[Dataset items]
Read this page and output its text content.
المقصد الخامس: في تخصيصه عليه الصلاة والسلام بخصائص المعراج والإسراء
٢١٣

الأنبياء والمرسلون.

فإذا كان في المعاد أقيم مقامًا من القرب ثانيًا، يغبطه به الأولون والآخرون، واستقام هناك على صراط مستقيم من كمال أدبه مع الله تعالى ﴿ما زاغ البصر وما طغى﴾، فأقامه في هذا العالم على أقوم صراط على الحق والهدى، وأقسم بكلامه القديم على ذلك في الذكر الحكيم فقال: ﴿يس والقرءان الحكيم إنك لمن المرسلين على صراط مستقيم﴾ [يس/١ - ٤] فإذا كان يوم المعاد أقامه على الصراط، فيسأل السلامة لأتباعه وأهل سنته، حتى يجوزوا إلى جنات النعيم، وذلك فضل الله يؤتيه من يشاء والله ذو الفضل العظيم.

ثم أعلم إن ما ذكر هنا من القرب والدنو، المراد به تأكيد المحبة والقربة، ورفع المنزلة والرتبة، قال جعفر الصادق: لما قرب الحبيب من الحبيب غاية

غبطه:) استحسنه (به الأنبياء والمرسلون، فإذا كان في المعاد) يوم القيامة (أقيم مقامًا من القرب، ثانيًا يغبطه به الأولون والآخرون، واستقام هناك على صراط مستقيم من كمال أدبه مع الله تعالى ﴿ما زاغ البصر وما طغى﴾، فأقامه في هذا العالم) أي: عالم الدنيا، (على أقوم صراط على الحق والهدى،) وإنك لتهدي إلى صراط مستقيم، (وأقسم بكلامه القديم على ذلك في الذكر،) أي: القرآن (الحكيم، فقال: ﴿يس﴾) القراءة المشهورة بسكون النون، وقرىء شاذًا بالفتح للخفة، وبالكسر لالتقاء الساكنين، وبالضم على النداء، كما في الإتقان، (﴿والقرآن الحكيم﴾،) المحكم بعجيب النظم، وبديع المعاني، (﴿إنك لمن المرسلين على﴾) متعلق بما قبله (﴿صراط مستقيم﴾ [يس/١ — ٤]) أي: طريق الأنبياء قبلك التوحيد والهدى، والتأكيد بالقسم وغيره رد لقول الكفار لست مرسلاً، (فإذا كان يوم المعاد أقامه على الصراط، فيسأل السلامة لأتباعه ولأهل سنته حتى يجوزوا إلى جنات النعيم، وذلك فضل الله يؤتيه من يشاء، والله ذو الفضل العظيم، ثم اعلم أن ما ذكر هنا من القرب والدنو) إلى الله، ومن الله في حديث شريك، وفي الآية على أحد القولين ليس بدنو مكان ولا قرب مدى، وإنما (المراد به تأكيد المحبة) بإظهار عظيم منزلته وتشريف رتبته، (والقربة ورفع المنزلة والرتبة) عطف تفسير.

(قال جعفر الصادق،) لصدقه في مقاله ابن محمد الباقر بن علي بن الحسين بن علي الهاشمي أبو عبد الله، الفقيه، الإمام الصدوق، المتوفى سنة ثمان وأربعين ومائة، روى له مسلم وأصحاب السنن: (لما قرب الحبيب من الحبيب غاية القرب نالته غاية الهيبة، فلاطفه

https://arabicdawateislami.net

What to work on: Find all lines where the word "والقربة" appears. Copy them.

Written response:
ثم أعلم إن ما ذكر هنا من القرب والدنو، المراد به تأكيد المحبة والقربة، ورفع المنزلة والرتبة، قال جعفر الصادق: لما قرب الحبيب من الحبيب غاية
غبطه:) استحسنه (به الأنبياء والمرسلون، فإذا كان في المعاد) يوم القيامة (أقيم مقامًا من القرب، ثانيًا يغبطه به الأولون والآخرون، واستقام هناك على صراط مستقيم من كمال أدبه مع الله تعالى ﴿ما زاغ البصر وما طغى﴾، فأقامه في هذا العالم) أي: عالم الدنيا، (على أقوم صراط على الحق والهدى،) وإنك لتهدي إلى صراط مستقيم، (وأقسم بكلامه القديم على ذلك في الذكر،) أي: القرآن (الحكيم، فقال: ﴿يس﴾) القراءة المشهورة بسكون النون، وقرىء شاذًا بالفتح للخفة، وبالكسر لالتقاء الساكنين، وبالضم على النداء، كما في الإتقان، (﴿والقرآن الحكيم﴾،) المحكم بعجيب النظم، وبديع المعاني، (﴿إنك لمن المرسلين على﴾) متعلق بما قبله (﴿صراط مستقيم﴾ [يس/١ — ٤]) أي: طريق الأنبياء قبلك التوحيد والهدى، والتأكيد بالقسم وغيره رد لقول الكفار لست مرسلاً، (فإذا كان يوم المعاد أقامه على الصراط، فيسأل السلامة لأتباعه ولأهل سنته حتى يجوزوا إلى جنات النعيم، وذلك فضل الله يؤتيه من يشاء، والله ذو الفضل العظيم، ثم اعلم أن ما ذكر هنا من القرب والدنو) إلى الله، ومن الله في حديث شريك، وفي الآية على أحد القولين ليس بدنو مكان ولا قرب مدى، وإنما (المراد به تأكيد المحبة) بإظهار عظيم منزلته وتشريف رتبته، (والقربة ورفع المنزلة والرتبة) عطف تفسير.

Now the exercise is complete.